:: Work required ::
Copy all records verbatim.

◇ ◇ ◇ ◇ ◇

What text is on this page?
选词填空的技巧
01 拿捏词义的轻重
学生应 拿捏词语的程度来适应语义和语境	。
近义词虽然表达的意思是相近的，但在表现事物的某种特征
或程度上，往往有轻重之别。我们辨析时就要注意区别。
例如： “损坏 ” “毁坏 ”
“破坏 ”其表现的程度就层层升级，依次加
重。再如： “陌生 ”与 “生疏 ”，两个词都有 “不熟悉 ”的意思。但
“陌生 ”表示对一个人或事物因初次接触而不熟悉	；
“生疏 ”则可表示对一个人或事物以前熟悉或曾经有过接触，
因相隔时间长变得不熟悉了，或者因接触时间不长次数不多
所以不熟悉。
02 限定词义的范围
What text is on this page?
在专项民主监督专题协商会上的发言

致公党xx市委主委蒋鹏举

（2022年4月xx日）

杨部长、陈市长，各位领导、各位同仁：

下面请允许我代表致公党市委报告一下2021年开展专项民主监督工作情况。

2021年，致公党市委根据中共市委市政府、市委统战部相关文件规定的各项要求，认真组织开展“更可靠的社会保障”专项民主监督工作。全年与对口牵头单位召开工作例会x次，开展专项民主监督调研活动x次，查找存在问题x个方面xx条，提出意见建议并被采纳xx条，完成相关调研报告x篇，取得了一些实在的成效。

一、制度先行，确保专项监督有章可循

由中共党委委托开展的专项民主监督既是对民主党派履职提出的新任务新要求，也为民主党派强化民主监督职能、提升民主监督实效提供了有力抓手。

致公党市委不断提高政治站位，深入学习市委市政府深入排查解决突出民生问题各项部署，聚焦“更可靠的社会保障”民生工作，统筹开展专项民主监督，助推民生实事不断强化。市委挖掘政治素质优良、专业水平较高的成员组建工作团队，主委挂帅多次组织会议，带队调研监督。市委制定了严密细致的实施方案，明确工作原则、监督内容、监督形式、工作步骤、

◇ ◇ ◇ ◇ ◇

:: Result ::
What text is on this page?
选词填空的技巧
01 拿捏词义的轻重
学生应 拿捏词语的程度来适应语义和语境	。
近义词虽然表达的意思是相近的，但在表现事物的某种特征
或程度上，往往有轻重之别。我们辨析时就要注意区别。
例如： “损坏 ” “毁坏 ”
“破坏 ”其表现的程度就层层升级，依次加
重。再如： “陌生 ”与 “生疏 ”，两个词都有 “不熟悉 ”的意思。但
“陌生 ”表示对一个人或事物因初次接触而不熟悉	；
“生疏 ”则可表示对一个人或事物以前熟悉或曾经有过接触，
因相隔时间长变得不熟悉了，或者因接触时间不长次数不多
所以不熟悉。
02 限定词义的范围
What text is on this page?
在专项民主监督专题协商会上的发言

致公党xx市委主委蒋鹏举

（2022年4月xx日）

杨部长、陈市长，各位领导、各位同仁：

下面请允许我代表致公党市委报告一下2021年开展专项民主监督工作情况。

2021年，致公党市委根据中共市委市政府、市委统战部相关文件规定的各项要求，认真组织开展“更可靠的社会保障”专项民主监督工作。全年与对口牵头单位召开工作例会x次，开展专项民主监督调研活动x次，查找存在问题x个方面xx条，提出意见建议并被采纳xx条，完成相关调研报告x篇，取得了一些实在的成效。

一、制度先行，确保专项监督有章可循

由中共党委委托开展的专项民主监督既是对民主党派履职提出的新任务新要求，也为民主党派强化民主监督职能、提升民主监督实效提供了有力抓手。

致公党市委不断提高政治站位，深入学习市委市政府深入排查解决突出民生问题各项部署，聚焦“更可靠的社会保障”民生工作，统筹开展专项民主监督，助推民生实事不断强化。市委挖掘政治素质优良、专业水平较高的成员组建工作团队，主委挂帅多次组织会议，带队调研监督。市委制定了严密细致的实施方案，明确工作原则、监督内容、监督形式、工作步骤、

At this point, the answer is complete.